OBJECTIVE: Using the data below, copy each line that includes the word "可以按照相关规定执行".

# START OF ENTRIES SHOWN

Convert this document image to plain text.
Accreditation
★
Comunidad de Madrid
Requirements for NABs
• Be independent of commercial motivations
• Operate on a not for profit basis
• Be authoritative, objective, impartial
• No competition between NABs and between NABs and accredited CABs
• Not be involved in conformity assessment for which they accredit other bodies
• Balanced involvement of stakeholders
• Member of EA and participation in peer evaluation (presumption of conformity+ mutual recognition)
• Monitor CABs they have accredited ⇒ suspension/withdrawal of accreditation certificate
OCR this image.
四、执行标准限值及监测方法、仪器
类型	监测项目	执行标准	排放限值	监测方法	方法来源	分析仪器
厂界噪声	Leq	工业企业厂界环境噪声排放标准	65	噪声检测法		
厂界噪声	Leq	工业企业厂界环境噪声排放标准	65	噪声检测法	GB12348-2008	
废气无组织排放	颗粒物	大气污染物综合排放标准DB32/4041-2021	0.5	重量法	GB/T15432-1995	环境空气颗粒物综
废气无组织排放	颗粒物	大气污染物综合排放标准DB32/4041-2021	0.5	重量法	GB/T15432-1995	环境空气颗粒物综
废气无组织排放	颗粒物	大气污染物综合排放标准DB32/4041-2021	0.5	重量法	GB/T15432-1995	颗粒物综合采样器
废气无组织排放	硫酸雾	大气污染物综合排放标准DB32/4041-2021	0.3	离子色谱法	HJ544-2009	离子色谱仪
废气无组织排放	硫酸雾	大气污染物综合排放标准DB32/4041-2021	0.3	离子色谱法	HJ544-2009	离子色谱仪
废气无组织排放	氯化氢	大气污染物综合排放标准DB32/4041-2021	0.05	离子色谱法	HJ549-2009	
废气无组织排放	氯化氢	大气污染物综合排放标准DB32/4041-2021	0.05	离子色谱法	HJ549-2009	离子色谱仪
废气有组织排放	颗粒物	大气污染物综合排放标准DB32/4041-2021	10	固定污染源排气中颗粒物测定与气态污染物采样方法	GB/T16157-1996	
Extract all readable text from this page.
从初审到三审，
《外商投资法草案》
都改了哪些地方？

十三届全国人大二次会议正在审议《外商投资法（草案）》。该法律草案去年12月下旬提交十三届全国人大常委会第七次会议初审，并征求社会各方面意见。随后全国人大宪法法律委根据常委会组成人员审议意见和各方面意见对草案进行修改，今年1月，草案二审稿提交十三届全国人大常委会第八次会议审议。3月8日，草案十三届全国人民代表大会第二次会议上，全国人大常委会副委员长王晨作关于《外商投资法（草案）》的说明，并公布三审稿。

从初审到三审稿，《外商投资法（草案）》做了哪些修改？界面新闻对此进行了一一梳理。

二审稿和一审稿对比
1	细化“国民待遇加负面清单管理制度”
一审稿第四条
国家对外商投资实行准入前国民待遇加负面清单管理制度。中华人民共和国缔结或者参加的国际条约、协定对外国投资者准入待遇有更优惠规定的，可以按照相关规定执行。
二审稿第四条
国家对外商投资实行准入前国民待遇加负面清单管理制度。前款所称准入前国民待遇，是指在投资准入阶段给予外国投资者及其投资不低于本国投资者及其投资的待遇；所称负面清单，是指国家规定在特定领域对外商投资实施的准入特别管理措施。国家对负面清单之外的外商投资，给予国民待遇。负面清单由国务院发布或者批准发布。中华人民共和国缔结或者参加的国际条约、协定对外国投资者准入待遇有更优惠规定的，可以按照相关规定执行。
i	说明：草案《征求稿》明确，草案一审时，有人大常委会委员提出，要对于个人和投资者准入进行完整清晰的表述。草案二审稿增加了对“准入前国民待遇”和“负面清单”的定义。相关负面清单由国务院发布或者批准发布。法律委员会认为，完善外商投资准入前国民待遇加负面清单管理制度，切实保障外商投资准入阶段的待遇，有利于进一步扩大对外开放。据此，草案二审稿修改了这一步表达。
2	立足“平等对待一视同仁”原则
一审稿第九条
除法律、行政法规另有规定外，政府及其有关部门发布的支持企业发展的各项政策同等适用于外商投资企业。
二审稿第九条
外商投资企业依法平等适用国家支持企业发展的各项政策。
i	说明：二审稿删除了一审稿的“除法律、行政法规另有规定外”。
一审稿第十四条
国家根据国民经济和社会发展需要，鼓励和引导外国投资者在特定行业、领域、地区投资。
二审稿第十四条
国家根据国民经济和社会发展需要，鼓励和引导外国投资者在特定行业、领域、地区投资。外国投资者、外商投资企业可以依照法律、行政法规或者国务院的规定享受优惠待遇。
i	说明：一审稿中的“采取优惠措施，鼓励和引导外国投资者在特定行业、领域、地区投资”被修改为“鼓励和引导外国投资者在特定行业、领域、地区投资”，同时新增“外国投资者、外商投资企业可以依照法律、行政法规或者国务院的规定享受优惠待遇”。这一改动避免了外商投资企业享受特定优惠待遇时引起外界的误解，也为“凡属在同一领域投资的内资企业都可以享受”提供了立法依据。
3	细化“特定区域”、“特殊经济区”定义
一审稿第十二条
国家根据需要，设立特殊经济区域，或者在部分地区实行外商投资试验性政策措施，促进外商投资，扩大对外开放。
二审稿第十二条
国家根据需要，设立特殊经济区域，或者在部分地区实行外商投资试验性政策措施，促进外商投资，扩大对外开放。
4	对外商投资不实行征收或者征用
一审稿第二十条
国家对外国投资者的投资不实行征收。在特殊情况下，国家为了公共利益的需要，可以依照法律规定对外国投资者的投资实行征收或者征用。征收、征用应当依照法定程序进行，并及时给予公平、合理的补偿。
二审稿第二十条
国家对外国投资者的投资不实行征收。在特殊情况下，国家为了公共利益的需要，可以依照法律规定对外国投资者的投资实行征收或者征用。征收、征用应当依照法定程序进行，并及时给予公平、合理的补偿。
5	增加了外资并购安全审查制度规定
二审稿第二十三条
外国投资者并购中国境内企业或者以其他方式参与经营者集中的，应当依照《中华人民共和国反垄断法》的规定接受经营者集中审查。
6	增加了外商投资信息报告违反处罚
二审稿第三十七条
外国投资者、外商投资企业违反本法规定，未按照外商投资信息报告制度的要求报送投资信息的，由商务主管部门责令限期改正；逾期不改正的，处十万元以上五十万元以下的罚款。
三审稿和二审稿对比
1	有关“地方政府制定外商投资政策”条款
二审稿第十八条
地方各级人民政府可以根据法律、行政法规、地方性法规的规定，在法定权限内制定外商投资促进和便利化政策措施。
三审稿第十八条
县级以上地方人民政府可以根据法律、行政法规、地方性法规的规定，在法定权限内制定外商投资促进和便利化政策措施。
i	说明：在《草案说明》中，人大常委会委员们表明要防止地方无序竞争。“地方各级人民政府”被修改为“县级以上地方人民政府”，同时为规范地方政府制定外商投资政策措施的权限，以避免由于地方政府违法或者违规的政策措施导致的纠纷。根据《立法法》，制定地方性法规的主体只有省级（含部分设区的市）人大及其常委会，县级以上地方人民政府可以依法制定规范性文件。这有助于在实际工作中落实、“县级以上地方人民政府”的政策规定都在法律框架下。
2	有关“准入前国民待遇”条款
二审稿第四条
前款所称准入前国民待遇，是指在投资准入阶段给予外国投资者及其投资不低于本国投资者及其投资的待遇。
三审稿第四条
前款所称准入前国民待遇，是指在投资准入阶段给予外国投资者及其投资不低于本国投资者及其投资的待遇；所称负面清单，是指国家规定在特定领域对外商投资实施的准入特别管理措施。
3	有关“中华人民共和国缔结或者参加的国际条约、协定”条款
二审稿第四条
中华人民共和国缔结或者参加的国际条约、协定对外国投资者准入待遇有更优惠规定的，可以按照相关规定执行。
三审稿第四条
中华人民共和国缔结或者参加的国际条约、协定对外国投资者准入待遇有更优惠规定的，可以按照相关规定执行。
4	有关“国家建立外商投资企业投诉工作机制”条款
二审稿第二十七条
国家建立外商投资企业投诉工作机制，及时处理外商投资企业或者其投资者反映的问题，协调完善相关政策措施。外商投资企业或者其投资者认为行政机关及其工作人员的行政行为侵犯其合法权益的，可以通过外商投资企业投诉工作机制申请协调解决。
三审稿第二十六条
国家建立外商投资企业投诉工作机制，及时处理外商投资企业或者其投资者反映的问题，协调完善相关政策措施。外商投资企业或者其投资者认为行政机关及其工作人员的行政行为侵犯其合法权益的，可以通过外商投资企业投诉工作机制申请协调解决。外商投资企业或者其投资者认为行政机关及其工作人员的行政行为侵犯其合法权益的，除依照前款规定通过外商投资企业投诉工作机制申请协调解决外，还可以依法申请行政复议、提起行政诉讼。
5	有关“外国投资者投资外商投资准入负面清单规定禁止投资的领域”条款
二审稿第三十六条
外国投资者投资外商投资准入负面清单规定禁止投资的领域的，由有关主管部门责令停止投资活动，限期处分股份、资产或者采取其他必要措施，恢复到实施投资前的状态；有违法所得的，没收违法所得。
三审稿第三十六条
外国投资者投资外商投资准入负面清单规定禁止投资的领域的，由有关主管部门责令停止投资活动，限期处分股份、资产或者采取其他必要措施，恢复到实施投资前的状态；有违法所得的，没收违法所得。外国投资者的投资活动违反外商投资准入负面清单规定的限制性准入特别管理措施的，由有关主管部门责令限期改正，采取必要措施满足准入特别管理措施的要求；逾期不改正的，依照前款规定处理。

# END OF ENTRIES SHOWN

RESULT BELOW:
国家对外商投资实行准入前国民待遇加负面清单管理制度。中华人民共和国缔结或者参加的国际条约、协定对外国投资者准入待遇有更优惠规定的，可以按照相关规定执行。
国家对外商投资实行准入前国民待遇加负面清单管理制度。前款所称准入前国民待遇，是指在投资准入阶段给予外国投资者及其投资不低于本国投资者及其投资的待遇；所称负面清单，是指国家规定在特定领域对外商投资实施的准入特别管理措施。国家对负面清单之外的外商投资，给予国民待遇。负面清单由国务院发布或者批准发布。中华人民共和国缔结或者参加的国际条约、协定对外国投资者准入待遇有更优惠规定的，可以按照相关规定执行。
中华人民共和国缔结或者参加的国际条约、协定对外国投资者准入待遇有更优惠规定的，可以按照相关规定执行。
中华人民共和国缔结或者参加的国际条约、协定对外国投资者准入待遇有更优惠规定的，可以按照相关规定执行。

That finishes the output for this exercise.